PROMPT 1 » According to the council motion text, who seconded the motion?
PROMPT 2 » Copy the council motion text, starting at the words "The following motion" and ending after "vulnerable to prosecution.", and swap "abortion pills" for "abortion medication".

PAGE TEXT »
■ ■ ■ ■ ■
The following motion is up for debate at Belfast City Council today, Thursday 1st of March. It has been proposed by Councillor Nicholl (Alliance) and Seconded by Councillor Campbell (Sinn Fein). The proposal is as follows:
‘This Council notes the increasing number of women who are accessing abortion pills via the internet, which leaves them vulnerable to prosecution.
The Council further notes the impact on healthcare professionals who, under Section 5 of the Criminal Law Act (Northern Ireland) 1967, may have a duty to provide information to the Police Service. Therefore, if a woman requires medical assistance after accessing these pills, the threat of prosecution and life in prison is likely to act as a real deterrent, thus potentially having a detrimental impact on her health.
Accordingly, the Council believes that abortion should be regulated like any other medical care and not by criminal law, while still enabling incidents of malpractice to be addressed, as with any other health service, through the general criminal law or medical disciplinary procedures’.
■ ■ ■ ■ ■
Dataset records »
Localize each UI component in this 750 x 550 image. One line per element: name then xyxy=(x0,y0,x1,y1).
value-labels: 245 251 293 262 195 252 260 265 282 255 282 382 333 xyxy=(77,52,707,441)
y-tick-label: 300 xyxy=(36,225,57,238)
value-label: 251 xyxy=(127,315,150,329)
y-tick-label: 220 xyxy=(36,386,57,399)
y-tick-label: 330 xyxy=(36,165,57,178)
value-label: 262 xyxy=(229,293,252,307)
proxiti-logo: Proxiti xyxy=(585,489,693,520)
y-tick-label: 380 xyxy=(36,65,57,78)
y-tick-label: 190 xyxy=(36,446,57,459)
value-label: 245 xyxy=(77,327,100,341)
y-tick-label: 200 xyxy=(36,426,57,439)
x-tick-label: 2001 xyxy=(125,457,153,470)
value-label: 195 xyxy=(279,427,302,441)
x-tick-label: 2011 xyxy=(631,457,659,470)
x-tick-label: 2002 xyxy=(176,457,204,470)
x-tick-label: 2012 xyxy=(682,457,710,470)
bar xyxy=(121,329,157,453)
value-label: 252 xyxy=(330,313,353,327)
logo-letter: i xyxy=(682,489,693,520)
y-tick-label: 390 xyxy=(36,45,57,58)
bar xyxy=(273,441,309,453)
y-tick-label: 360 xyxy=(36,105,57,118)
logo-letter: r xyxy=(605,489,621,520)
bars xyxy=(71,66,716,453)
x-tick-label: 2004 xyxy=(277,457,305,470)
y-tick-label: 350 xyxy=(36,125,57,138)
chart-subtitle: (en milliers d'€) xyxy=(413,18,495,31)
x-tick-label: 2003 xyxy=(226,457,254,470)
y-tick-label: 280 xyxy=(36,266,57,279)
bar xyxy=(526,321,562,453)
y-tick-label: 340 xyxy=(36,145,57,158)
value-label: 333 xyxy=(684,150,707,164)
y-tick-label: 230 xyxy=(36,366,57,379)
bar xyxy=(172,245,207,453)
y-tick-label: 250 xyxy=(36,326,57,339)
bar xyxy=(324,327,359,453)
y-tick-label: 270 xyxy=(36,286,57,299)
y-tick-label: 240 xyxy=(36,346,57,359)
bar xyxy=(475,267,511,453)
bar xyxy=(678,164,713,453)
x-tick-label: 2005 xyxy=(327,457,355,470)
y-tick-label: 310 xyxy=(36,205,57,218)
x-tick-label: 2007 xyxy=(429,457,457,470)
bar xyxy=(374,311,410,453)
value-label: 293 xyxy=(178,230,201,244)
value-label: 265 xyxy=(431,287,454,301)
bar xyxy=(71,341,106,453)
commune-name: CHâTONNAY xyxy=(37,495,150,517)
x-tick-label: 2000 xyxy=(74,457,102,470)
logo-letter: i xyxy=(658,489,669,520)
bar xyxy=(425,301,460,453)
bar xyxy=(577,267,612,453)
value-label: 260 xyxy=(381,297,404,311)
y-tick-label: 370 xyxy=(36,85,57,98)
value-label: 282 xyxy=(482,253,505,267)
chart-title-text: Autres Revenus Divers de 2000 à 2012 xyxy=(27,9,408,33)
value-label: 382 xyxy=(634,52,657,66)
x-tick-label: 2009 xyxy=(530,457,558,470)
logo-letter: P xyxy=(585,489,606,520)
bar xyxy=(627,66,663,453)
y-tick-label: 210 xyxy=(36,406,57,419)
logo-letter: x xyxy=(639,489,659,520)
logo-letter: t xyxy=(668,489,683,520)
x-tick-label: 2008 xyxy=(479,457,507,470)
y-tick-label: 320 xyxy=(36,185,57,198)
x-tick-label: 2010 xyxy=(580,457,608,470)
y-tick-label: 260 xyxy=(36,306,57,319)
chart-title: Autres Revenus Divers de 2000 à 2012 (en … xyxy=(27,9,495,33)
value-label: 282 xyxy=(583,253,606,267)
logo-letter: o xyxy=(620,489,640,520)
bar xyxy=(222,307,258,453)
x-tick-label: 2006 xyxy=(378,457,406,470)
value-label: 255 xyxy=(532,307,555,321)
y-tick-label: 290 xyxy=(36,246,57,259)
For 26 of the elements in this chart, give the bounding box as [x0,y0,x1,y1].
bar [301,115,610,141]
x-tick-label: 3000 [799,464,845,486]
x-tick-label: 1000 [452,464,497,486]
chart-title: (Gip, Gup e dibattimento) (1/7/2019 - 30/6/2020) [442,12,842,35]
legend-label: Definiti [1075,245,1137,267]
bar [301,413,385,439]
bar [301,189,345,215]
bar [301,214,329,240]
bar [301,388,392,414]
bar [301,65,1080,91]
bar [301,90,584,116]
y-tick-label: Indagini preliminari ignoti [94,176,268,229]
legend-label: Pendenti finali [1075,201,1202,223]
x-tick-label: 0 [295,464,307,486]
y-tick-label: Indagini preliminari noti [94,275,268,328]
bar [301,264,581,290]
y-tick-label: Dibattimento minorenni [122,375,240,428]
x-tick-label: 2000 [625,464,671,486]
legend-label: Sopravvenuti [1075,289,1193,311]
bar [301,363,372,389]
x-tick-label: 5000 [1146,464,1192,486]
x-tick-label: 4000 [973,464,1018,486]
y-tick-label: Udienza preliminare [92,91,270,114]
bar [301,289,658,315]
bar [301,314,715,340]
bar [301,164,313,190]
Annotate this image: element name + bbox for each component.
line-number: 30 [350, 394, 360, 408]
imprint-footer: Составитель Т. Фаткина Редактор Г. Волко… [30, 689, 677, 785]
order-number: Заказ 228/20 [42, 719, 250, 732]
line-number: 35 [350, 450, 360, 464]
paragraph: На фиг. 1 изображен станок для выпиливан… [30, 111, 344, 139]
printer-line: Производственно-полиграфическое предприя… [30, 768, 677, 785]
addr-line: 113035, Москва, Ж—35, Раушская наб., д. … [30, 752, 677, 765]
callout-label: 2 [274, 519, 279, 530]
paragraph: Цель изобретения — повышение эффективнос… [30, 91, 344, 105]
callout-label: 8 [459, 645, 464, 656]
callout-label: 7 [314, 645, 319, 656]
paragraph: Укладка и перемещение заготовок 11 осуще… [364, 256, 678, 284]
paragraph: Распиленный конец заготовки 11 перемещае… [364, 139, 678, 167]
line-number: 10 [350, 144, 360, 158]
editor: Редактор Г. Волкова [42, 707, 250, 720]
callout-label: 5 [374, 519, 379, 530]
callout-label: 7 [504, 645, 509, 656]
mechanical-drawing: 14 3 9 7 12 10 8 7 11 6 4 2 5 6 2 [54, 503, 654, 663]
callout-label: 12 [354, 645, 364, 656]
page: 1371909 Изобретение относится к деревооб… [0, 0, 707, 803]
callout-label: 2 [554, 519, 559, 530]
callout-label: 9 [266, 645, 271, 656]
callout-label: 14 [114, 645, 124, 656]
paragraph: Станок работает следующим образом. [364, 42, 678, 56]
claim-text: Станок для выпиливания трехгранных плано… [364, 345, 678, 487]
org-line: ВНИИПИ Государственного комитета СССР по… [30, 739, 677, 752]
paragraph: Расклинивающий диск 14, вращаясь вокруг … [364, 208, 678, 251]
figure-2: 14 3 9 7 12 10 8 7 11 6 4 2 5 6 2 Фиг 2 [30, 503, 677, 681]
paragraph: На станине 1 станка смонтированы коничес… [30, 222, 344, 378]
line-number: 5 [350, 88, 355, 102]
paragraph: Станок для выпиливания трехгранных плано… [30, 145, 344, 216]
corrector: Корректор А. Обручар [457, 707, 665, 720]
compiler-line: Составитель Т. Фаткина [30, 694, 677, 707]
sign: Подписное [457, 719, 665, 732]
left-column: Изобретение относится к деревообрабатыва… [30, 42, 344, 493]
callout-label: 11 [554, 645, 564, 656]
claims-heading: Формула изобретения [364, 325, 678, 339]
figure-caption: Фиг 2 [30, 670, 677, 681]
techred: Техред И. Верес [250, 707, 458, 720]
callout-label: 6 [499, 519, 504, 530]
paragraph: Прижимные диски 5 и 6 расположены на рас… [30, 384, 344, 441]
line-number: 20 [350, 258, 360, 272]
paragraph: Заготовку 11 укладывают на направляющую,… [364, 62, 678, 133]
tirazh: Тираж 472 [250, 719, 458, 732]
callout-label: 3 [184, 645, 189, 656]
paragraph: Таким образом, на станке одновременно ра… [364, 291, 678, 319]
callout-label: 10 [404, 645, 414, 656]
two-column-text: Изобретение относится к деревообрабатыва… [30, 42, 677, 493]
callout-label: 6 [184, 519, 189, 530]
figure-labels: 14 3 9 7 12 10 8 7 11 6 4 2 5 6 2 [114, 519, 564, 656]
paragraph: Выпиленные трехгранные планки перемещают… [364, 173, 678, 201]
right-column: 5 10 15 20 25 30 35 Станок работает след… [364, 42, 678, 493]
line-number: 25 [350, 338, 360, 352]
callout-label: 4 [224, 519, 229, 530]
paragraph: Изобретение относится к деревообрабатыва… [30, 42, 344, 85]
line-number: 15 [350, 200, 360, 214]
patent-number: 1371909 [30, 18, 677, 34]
■ ■ ■ ■ ■
WRITTEN RESPONSE 1 » Councillor Campbell (Sinn Fein)

WRITTEN RESPONSE 2 »
The following motion is up for debate at Belfast City Council today, Thursday 1st of March. It has been proposed by Councillor Nicholl (Alliance) and Seconded by Councillor Campbell (Sinn Fein). The proposal is as follows:
‘This Council notes the increasing number of women who are accessing abortion medication via the internet, which leaves them vulnerable to prosecution.